PROBLEM TO SOLVE: Search the records for "государственных". Copy every line where it appears.

-------- EXCERPTED DATA --------

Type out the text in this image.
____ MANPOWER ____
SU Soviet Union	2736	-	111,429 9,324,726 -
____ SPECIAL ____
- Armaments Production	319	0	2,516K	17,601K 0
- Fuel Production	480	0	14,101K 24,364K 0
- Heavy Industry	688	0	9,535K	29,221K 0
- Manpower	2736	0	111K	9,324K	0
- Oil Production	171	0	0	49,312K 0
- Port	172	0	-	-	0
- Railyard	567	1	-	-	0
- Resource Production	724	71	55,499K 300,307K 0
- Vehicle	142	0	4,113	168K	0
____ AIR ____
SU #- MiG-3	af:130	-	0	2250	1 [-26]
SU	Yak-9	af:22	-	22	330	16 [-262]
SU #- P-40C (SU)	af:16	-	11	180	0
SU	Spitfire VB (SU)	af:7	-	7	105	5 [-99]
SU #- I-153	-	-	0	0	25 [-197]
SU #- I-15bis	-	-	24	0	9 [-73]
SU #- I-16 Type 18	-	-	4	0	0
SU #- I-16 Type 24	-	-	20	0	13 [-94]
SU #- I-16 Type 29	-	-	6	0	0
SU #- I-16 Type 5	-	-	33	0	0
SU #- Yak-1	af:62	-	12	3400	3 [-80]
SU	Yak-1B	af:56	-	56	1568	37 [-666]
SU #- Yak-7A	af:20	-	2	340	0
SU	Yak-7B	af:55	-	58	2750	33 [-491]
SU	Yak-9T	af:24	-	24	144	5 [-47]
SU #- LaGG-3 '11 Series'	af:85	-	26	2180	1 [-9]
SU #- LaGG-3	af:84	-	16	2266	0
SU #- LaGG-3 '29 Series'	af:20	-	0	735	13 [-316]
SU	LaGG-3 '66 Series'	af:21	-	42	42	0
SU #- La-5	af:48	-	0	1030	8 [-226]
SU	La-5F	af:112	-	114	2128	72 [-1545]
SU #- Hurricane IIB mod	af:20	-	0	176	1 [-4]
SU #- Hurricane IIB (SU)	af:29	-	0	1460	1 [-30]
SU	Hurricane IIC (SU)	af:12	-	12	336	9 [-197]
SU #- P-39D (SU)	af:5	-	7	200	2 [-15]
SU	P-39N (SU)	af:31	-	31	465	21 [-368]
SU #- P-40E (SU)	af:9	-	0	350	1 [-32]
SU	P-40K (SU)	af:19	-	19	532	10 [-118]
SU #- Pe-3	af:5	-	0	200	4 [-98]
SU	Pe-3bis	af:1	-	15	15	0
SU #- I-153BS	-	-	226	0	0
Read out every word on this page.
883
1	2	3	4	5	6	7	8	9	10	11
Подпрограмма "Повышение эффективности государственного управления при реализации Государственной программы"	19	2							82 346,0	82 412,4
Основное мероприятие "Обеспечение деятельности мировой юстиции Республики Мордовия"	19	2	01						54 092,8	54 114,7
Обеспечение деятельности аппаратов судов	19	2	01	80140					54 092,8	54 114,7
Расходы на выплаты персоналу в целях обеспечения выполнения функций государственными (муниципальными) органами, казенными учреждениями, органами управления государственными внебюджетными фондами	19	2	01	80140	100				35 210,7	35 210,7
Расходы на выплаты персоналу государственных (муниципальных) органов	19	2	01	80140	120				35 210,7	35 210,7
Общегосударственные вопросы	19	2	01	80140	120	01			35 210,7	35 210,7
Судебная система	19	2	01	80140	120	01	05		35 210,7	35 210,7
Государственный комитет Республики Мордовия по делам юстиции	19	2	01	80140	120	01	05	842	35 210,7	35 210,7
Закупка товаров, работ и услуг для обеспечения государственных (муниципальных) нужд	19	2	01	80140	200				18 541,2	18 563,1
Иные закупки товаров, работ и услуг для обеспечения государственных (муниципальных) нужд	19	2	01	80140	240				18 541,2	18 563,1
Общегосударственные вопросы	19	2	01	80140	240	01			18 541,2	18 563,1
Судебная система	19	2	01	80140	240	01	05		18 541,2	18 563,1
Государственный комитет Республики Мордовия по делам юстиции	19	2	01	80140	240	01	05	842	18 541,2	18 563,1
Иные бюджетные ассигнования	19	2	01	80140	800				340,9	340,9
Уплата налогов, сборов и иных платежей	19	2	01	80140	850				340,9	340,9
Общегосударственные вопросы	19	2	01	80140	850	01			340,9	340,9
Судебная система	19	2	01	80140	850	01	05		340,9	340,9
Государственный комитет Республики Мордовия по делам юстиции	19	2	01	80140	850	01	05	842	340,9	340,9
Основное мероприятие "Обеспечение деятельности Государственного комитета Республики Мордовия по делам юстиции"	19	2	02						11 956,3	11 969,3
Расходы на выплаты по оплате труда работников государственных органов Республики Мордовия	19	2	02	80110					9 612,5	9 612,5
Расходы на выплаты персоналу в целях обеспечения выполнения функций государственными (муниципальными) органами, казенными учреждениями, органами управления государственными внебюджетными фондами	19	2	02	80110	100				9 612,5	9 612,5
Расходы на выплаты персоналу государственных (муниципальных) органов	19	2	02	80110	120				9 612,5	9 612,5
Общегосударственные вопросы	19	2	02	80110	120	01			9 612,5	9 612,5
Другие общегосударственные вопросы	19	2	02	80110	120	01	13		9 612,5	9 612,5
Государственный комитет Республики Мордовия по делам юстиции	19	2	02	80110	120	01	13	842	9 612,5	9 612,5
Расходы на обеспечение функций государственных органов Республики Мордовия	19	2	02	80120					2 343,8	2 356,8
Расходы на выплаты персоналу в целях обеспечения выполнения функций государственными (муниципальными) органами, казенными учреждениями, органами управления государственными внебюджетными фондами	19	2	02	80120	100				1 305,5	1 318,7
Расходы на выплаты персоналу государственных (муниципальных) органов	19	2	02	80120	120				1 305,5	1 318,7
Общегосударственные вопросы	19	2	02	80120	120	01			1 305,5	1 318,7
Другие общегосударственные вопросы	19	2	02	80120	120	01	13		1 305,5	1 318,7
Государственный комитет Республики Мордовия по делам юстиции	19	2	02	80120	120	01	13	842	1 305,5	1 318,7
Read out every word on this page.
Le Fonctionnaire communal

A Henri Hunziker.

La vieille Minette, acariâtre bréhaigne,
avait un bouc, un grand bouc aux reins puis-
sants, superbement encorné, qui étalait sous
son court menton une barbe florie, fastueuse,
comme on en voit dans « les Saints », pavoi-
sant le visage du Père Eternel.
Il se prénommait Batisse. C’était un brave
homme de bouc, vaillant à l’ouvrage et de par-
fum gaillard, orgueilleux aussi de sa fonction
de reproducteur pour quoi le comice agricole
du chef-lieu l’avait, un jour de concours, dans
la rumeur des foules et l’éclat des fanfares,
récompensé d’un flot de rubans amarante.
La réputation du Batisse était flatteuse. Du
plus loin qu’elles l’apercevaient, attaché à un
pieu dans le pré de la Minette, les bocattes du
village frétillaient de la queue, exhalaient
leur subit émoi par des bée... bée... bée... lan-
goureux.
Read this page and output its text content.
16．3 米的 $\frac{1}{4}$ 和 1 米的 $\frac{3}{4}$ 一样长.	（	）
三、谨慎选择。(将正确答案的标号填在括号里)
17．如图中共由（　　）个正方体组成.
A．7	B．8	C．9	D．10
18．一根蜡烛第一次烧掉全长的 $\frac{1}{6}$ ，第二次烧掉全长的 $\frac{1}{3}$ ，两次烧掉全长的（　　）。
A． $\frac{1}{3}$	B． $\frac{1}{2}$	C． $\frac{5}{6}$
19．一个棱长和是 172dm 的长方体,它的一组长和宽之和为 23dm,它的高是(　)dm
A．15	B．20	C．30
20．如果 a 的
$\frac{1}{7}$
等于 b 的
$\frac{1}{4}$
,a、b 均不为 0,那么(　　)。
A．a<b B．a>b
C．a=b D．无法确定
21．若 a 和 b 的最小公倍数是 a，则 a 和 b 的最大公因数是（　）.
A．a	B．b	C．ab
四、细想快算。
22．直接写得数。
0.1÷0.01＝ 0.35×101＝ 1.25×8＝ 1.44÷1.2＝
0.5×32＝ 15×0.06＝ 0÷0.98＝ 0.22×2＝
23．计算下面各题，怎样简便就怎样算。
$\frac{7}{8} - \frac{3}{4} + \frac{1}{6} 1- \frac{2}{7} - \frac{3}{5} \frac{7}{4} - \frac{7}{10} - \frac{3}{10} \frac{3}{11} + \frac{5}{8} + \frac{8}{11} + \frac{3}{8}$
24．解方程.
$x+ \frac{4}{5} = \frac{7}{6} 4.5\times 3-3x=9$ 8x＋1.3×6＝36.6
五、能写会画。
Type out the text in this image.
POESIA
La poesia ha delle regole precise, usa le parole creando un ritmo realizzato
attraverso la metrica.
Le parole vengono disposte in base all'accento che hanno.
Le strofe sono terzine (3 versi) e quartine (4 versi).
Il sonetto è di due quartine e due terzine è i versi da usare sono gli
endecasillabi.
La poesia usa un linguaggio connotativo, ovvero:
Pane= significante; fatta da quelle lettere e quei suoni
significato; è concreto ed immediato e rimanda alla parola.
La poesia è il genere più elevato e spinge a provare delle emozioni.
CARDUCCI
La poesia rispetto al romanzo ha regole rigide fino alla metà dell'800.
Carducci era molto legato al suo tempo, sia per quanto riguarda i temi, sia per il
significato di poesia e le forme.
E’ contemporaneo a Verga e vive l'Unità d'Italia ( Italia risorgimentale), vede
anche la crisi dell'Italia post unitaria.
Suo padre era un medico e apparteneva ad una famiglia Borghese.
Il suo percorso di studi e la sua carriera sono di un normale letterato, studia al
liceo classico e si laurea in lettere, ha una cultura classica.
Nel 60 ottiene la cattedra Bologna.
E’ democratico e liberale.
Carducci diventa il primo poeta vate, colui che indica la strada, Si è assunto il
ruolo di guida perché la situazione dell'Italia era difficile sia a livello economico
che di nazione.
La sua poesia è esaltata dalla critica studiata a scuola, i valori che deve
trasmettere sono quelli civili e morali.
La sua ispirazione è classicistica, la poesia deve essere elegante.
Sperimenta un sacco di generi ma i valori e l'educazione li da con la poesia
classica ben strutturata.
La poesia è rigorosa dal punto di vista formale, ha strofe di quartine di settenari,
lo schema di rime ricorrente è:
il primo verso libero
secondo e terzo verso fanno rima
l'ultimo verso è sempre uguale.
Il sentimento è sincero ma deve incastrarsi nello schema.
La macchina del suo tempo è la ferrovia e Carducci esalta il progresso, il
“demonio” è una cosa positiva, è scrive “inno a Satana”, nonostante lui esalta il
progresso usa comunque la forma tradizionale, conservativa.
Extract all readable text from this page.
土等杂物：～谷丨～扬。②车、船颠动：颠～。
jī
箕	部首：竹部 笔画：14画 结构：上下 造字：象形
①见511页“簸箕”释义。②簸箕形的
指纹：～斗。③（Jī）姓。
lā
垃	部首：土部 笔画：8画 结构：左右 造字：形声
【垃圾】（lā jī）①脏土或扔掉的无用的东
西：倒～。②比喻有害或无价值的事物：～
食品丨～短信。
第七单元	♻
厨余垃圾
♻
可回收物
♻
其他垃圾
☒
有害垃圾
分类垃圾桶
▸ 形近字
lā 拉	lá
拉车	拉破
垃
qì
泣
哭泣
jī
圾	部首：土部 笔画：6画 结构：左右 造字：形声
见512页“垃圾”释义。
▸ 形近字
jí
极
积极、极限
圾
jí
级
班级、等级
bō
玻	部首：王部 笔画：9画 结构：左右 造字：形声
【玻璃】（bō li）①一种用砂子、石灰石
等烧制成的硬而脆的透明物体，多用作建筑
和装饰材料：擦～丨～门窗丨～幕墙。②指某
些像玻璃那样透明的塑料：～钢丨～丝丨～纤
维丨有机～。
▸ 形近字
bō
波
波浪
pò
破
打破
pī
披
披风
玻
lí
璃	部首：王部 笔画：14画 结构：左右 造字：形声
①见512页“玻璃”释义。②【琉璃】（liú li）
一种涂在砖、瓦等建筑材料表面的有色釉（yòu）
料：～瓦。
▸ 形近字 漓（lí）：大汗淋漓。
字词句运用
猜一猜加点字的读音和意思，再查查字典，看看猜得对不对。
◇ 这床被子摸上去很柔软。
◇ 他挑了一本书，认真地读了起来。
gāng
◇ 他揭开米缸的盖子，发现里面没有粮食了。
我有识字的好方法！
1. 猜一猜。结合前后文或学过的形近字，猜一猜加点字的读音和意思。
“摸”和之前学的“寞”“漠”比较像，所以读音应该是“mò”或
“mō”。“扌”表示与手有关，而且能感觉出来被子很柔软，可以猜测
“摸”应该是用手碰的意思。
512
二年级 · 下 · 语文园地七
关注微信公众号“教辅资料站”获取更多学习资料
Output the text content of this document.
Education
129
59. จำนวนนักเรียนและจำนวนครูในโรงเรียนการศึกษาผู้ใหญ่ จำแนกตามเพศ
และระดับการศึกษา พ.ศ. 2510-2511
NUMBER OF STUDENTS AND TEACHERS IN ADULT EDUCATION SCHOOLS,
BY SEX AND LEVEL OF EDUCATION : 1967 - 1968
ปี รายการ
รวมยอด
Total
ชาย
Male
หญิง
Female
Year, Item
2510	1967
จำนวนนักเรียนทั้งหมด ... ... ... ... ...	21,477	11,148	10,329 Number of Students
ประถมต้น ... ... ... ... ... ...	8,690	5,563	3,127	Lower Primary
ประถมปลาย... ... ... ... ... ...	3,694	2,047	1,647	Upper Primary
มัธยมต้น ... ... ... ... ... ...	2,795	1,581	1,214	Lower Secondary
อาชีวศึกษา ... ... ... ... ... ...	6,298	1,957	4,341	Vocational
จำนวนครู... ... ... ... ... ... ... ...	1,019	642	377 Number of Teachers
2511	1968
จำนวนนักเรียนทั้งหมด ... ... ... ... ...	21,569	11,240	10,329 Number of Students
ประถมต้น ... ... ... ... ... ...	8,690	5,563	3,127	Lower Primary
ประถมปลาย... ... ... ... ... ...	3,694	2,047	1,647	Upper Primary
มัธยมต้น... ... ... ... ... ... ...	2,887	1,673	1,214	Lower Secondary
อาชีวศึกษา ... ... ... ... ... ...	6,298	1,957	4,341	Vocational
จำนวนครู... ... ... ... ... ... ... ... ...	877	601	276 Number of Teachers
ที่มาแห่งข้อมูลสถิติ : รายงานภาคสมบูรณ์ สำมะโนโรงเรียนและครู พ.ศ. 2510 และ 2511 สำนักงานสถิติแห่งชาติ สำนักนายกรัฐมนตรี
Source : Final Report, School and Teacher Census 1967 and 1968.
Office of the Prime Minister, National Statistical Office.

--------

WRITTEN SOLUTION:
Расходы на выплаты персоналу государственных (муниципальных) органов	19	2	01	80140	120				35 210,7	35 210,7
Закупка товаров, работ и услуг для обеспечения государственных (муниципальных) нужд	19	2	01	80140	200				18 541,2	18 563,1
Иные закупки товаров, работ и услуг для обеспечения государственных (муниципальных) нужд	19	2	01	80140	240				18 541,2	18 563,1
Расходы на выплаты по оплате труда работников государственных органов Республики Мордовия	19	2	02	80110					9 612,5	9 612,5
Расходы на выплаты персоналу государственных (муниципальных) органов	19	2	02	80110	120				9 612,5	9 612,5
Расходы на обеспечение функций государственных органов Республики Мордовия	19	2	02	80120					2 343,8	2 356,8
Расходы на выплаты персоналу государственных (муниципальных) органов	19	2	02	80120	120				1 305,5	1 318,7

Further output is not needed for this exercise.